Begin Material for this task

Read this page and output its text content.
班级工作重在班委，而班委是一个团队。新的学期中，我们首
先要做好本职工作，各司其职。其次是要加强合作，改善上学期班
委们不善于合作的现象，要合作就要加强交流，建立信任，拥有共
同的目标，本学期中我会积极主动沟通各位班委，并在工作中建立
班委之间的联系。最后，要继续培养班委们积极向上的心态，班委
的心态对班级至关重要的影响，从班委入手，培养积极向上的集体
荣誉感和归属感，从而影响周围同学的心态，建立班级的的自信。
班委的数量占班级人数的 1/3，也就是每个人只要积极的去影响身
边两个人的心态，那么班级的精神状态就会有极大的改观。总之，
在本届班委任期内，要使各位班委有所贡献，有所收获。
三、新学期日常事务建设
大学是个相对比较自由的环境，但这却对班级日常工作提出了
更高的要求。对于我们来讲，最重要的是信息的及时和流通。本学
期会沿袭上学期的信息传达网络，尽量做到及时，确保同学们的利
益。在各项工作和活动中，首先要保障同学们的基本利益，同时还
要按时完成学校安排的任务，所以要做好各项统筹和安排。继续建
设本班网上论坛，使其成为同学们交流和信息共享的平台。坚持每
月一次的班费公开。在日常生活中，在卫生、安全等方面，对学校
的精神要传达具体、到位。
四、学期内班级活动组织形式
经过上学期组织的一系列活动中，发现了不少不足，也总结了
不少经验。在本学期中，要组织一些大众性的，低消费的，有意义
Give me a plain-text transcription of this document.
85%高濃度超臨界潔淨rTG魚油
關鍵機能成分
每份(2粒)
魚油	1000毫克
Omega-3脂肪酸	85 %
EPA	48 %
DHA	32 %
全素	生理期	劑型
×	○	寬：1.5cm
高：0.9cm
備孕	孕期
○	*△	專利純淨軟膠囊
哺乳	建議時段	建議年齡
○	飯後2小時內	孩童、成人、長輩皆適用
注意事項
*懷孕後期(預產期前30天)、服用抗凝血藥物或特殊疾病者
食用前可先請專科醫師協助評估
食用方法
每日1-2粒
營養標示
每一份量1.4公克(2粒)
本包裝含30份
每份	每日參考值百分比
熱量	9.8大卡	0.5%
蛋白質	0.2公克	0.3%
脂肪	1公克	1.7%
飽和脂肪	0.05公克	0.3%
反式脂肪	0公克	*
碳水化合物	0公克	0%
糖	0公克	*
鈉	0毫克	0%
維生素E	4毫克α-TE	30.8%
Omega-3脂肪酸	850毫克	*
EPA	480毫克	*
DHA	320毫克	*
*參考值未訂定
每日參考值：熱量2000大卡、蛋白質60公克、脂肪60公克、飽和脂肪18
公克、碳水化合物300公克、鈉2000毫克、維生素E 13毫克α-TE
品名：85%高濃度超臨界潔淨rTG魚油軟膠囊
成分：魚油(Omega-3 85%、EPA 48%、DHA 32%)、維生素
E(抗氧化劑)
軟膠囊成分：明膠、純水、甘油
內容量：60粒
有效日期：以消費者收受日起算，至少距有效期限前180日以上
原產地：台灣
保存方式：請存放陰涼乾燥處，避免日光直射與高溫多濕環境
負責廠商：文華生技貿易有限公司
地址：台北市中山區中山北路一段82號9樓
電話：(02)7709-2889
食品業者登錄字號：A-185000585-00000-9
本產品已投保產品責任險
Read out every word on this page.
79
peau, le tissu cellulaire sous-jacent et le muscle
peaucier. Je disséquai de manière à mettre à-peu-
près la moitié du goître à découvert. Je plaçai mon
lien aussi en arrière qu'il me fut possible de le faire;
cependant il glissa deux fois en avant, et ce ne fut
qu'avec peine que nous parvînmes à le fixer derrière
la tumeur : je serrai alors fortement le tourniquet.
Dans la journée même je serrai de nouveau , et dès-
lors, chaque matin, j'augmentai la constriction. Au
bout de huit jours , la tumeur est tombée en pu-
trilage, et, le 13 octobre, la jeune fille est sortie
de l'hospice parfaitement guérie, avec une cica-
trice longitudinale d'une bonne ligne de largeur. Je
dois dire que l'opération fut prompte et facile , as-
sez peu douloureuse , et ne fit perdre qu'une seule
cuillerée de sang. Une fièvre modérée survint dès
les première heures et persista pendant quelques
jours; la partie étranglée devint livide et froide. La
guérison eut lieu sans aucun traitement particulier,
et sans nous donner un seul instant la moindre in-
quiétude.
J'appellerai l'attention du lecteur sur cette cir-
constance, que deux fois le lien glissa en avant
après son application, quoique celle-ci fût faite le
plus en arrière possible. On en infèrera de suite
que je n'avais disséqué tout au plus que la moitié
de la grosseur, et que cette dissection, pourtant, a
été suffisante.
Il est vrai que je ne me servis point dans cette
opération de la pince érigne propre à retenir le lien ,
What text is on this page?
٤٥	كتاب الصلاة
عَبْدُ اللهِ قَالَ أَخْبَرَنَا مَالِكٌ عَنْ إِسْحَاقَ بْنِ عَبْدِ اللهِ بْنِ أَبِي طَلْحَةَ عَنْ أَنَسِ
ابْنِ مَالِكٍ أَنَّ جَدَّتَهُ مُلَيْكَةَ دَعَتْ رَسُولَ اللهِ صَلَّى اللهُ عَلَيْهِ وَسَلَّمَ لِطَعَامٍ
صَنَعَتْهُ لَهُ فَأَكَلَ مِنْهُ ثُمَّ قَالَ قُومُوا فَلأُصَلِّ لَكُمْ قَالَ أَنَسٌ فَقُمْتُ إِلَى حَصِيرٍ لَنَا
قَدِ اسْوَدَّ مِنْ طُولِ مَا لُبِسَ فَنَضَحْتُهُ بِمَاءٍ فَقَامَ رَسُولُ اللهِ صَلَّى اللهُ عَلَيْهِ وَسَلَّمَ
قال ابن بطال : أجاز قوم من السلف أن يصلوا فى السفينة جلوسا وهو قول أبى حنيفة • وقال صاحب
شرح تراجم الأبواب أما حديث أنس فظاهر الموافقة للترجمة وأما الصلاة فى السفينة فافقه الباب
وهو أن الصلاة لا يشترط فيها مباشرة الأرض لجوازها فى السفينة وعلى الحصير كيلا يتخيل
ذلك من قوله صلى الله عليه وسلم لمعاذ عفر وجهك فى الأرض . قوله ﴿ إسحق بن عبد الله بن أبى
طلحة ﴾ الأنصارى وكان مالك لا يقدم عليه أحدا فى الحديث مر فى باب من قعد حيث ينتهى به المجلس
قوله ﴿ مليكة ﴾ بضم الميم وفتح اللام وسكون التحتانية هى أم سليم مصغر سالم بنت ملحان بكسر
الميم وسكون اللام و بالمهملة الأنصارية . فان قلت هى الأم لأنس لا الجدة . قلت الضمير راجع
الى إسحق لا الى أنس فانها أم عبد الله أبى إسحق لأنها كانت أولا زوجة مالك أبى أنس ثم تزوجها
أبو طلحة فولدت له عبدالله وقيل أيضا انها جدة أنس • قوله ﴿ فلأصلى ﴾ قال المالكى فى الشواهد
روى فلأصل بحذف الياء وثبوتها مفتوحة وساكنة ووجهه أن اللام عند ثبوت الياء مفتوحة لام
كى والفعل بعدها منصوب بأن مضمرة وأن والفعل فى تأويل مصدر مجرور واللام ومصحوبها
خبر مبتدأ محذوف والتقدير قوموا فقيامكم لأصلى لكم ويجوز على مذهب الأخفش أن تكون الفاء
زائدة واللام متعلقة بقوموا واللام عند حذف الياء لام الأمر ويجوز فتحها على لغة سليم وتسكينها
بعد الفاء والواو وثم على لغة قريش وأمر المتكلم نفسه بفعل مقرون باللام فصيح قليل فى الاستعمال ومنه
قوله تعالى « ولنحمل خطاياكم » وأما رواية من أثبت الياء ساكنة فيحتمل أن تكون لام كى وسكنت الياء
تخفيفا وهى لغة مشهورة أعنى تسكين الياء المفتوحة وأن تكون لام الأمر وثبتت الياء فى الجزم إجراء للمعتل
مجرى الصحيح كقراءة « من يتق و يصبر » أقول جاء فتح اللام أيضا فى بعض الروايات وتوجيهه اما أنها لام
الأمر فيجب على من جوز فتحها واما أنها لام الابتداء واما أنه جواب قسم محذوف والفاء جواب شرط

End Material for this task

In the entries above, count every line containing the word "الأمر". Write only the total.

## Result for this task
3